◆ Work to complete: Gather every line holding the string "Register".

(Stored data)
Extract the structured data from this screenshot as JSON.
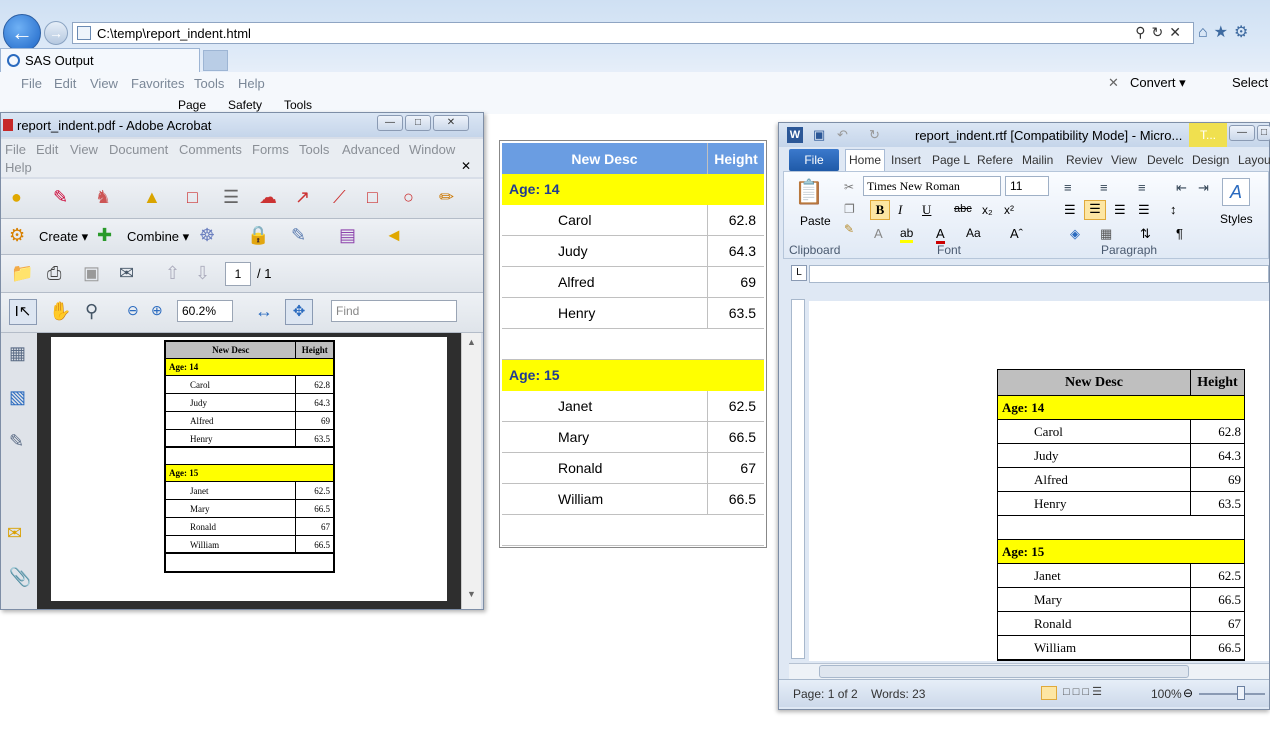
{
  "ie": {
    "address": "C:\\temp\\report_indent.html",
    "tab_title": "SAS Output",
    "menu": [
      "File",
      "Edit",
      "View",
      "Favorites",
      "Tools",
      "Help"
    ],
    "cmd": [
      "Page",
      "Safety",
      "Tools"
    ],
    "convert": "Convert",
    "select": "Select"
  },
  "acrobat": {
    "title": "report_indent.pdf - Adobe Acrobat",
    "menu": [
      "File",
      "Edit",
      "View",
      "Document",
      "Comments",
      "Forms",
      "Tools",
      "Advanced",
      "Window",
      "Help"
    ],
    "create": "Create",
    "combine": "Combine",
    "page_current": "1",
    "page_total": "/ 1",
    "zoom": "60.2%",
    "find_placeholder": "Find"
  },
  "word": {
    "title": "report_indent.rtf [Compatibility Mode] - Micro...",
    "file_tab": "File",
    "tabs": [
      "Home",
      "Insert",
      "Page L",
      "Refere",
      "Mailin",
      "Reviev",
      "View",
      "Develc",
      "Design",
      "Layou"
    ],
    "contextual_tab": "T...",
    "font": "Times New Roman",
    "font_size": "11",
    "paste": "Paste",
    "styles": "Styles",
    "groups": [
      "Clipboard",
      "Font",
      "Paragraph"
    ],
    "status_page": "Page: 1 of 2",
    "status_words": "Words: 23",
    "zoom": "100%"
  },
  "report": {
    "col1": "New Desc",
    "col2": "Height",
    "groups": [
      {
        "label": "Age: 14",
        "rows": [
          {
            "name": "Carol",
            "height": "62.8"
          },
          {
            "name": "Judy",
            "height": "64.3"
          },
          {
            "name": "Alfred",
            "height": "69"
          },
          {
            "name": "Henry",
            "height": "63.5"
          }
        ]
      },
      {
        "label": "Age: 15",
        "rows": [
          {
            "name": "Janet",
            "height": "62.5"
          },
          {
            "name": "Mary",
            "height": "66.5"
          },
          {
            "name": "Ronald",
            "height": "67"
          },
          {
            "name": "William",
            "height": "66.5"
          }
        ]
      }
    ]
  }
}
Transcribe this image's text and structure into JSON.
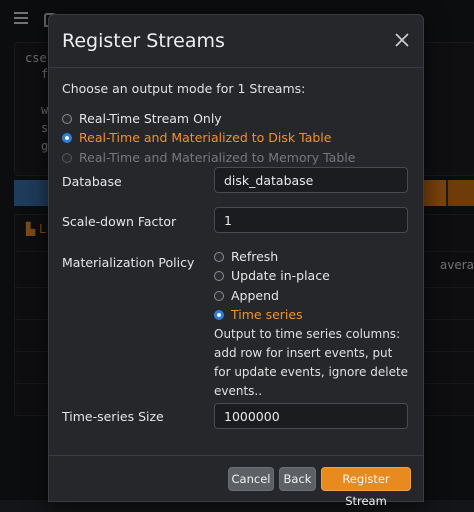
{
  "background": {
    "code_lines": [
      "csel",
      "f",
      "w",
      "s",
      "g"
    ],
    "chart_tab_label": "L",
    "column_header": "avera",
    "colors": {
      "accent_orange": "#e07b16",
      "accent_blue": "#3a6ea8"
    }
  },
  "modal": {
    "title": "Register Streams",
    "intro": "Choose an output mode for 1 Streams:",
    "output_modes": [
      {
        "label": "Real-Time Stream Only",
        "state": "unchecked"
      },
      {
        "label": "Real-Time and Materialized to Disk Table",
        "state": "checked"
      },
      {
        "label": "Real-Time and Materialized to Memory Table",
        "state": "disabled"
      }
    ],
    "database": {
      "label": "Database",
      "value": "disk_database"
    },
    "scale_down": {
      "label": "Scale-down Factor",
      "value": "1"
    },
    "policy": {
      "label": "Materialization Policy",
      "options": [
        {
          "label": "Refresh",
          "state": "unchecked"
        },
        {
          "label": "Update in-place",
          "state": "unchecked"
        },
        {
          "label": "Append",
          "state": "unchecked"
        },
        {
          "label": "Time series",
          "state": "checked"
        }
      ],
      "description": "Output to time series columns: add row for insert events, put for update events, ignore delete events.."
    },
    "timeseries_size": {
      "label": "Time-series Size",
      "value": "1000000"
    },
    "buttons": {
      "cancel": "Cancel",
      "back": "Back",
      "register": "Register Stream"
    },
    "colors": {
      "selected_text": "#f0932b",
      "radio_checked": "#2f7fd9",
      "primary_button": "#e88a1d"
    }
  }
}
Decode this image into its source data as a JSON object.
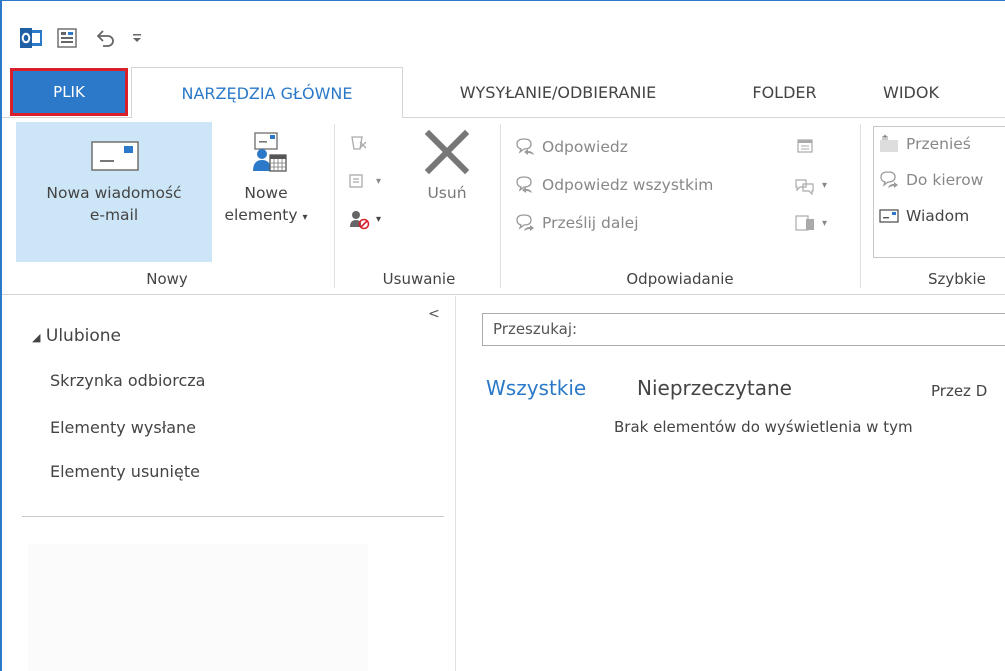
{
  "tabs": {
    "file": "PLIK",
    "home": "NARZĘDZIA GŁÓWNE",
    "send_receive": "WYSYŁANIE/ODBIERANIE",
    "folder": "FOLDER",
    "view": "WIDOK"
  },
  "ribbon": {
    "new_group": {
      "new_email_line1": "Nowa wiadomość",
      "new_email_line2": "e-mail",
      "new_items_line1": "Nowe",
      "new_items_line2": "elementy",
      "label": "Nowy"
    },
    "delete_group": {
      "delete": "Usuń",
      "label": "Usuwanie"
    },
    "respond_group": {
      "reply": "Odpowiedz",
      "reply_all": "Odpowiedz wszystkim",
      "forward": "Prześlij dalej",
      "label": "Odpowiadanie"
    },
    "quick_steps_group": {
      "move_to": "Przenieś",
      "to_manager": "Do kierow",
      "team_email": "Wiadom",
      "label": "Szybkie"
    }
  },
  "nav": {
    "favorites": "Ulubione",
    "items": [
      "Skrzynka odbiorcza",
      "Elementy wysłane",
      "Elementy usunięte"
    ]
  },
  "main": {
    "search_placeholder": "Przeszukaj:",
    "filter_all": "Wszystkie",
    "filter_unread": "Nieprzeczytane",
    "sort_by": "Przez D",
    "empty_message": "Brak elementów do wyświetlenia w tym"
  },
  "colors": {
    "accent": "#2b79c8",
    "file_tab_border": "#d9202a",
    "selected_button": "#cde6f7"
  },
  "icons": {
    "app": "outlook-icon",
    "qat1": "send-receive-icon",
    "qat2": "undo-icon",
    "qat3": "customize-qat-icon"
  }
}
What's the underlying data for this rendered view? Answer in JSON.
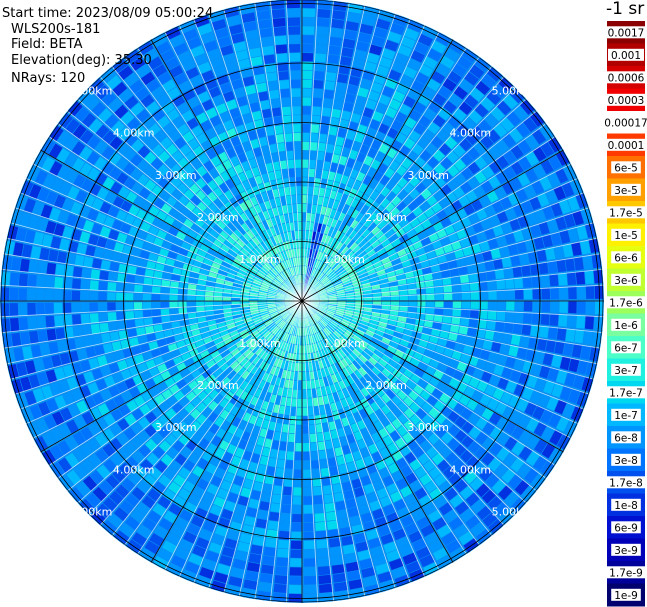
{
  "header": {
    "start_time": "Start time: 2023/08/09 05:00:24",
    "instrument": "WLS200s-181",
    "field": "Field: BETA",
    "elevation": "Elevation(deg): 35.30",
    "nrays": "NRays: 120"
  },
  "units": "-1 sr",
  "chart_data": {
    "type": "heatmap",
    "projection": "polar-ppi",
    "field": "BETA",
    "elevation_deg": 35.3,
    "n_rays": 120,
    "max_range_km": 5.0,
    "range_rings_km": [
      1,
      2,
      3,
      4,
      5
    ],
    "ring_labels": [
      "1.00km",
      "2.00km",
      "3.00km",
      "4.00km",
      "5.00km"
    ],
    "spokes_deg": [
      0,
      30,
      60,
      90,
      120,
      150,
      180,
      210,
      240,
      270,
      300,
      330
    ],
    "dominant_values": {
      "near_range": "1e-7 to 3e-7",
      "mid_range": "1e-8 to 1e-7",
      "far_range": "1e-9 to 3e-8",
      "enhanced_sector_deg": [
        8,
        18
      ]
    },
    "colorbar": {
      "labels": [
        "0.0017",
        "0.001",
        "0.0006",
        "0.0003",
        "0.00017",
        "0.0001",
        "6e-5",
        "3e-5",
        "1.7e-5",
        "1e-5",
        "6e-6",
        "3e-6",
        "1.7e-6",
        "1e-6",
        "6e-7",
        "3e-7",
        "1.7e-7",
        "1e-7",
        "6e-8",
        "3e-8",
        "1.7e-8",
        "1e-8",
        "6e-9",
        "3e-9",
        "1.7e-9",
        "1e-9"
      ],
      "colors": [
        "#8b0000",
        "#b00000",
        "#d40000",
        "#f00000",
        "#ffffff",
        "#ff3a00",
        "#ff7000",
        "#ff9f00",
        "#ffc800",
        "#fff000",
        "#e6ff10",
        "#c0ff30",
        "#9cff5a",
        "#7affa0",
        "#4cffc8",
        "#20f0e0",
        "#00d8f0",
        "#00b8ff",
        "#0094ff",
        "#0074ff",
        "#0050f0",
        "#0030e0",
        "#0010d0",
        "#0000b8",
        "#00009a",
        "#00006e"
      ]
    }
  }
}
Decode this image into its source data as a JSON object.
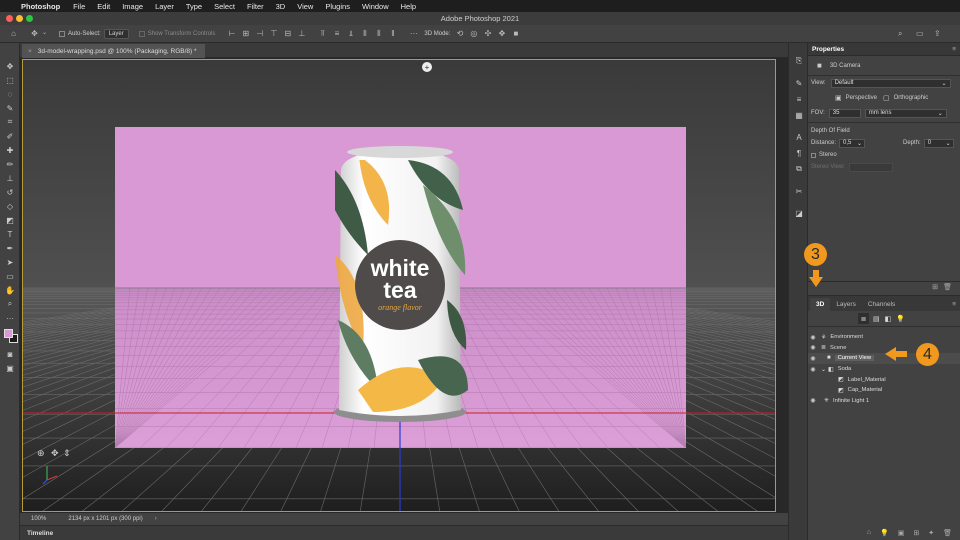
{
  "menubar": {
    "app": "Photoshop",
    "items": [
      "File",
      "Edit",
      "Image",
      "Layer",
      "Type",
      "Select",
      "Filter",
      "3D",
      "View",
      "Plugins",
      "Window",
      "Help"
    ]
  },
  "window_title": "Adobe Photoshop 2021",
  "options": {
    "auto_select_label": "Auto-Select:",
    "auto_select_value": "Layer",
    "transform_label": "Show Transform Controls",
    "mode_label": "3D Mode:"
  },
  "document": {
    "tab_label": "3d-model-wrapping.psd @ 100% (Packaging, RGB/8) *"
  },
  "can": {
    "line1": "white",
    "line2": "tea",
    "flavor": "orange flavor"
  },
  "status": {
    "zoom": "100%",
    "doc_size": "2134 px x 1201 px (300 ppi)"
  },
  "timeline_label": "Timeline",
  "properties": {
    "title": "Properties",
    "camera_label": "3D Camera",
    "view_label": "View:",
    "view_value": "Default",
    "perspective": "Perspective",
    "orthographic": "Orthographic",
    "fov_label": "FOV:",
    "fov_value": "35",
    "fov_unit": "mm lens",
    "dof_label": "Depth Of Field",
    "distance_label": "Distance:",
    "distance_value": "0,5",
    "depth_label": "Depth:",
    "depth_value": "0",
    "stereo_label": "Stereo",
    "stereo_view_label": "Stereo View:"
  },
  "panel3d": {
    "tabs": [
      "3D",
      "Layers",
      "Channels"
    ],
    "items": [
      "Environment",
      "Scene",
      "Current View",
      "Soda",
      "Label_Material",
      "Cap_Material",
      "Infinite Light 1"
    ]
  },
  "annotations": {
    "step_a": "3",
    "step_b": "4"
  },
  "colors": {
    "accent": "#f0991e",
    "backdrop": "#d899d4",
    "can_circle": "#4f4b4b"
  }
}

◆ Final result:
    "title": "Register Streams",
      "register": "Register Stream"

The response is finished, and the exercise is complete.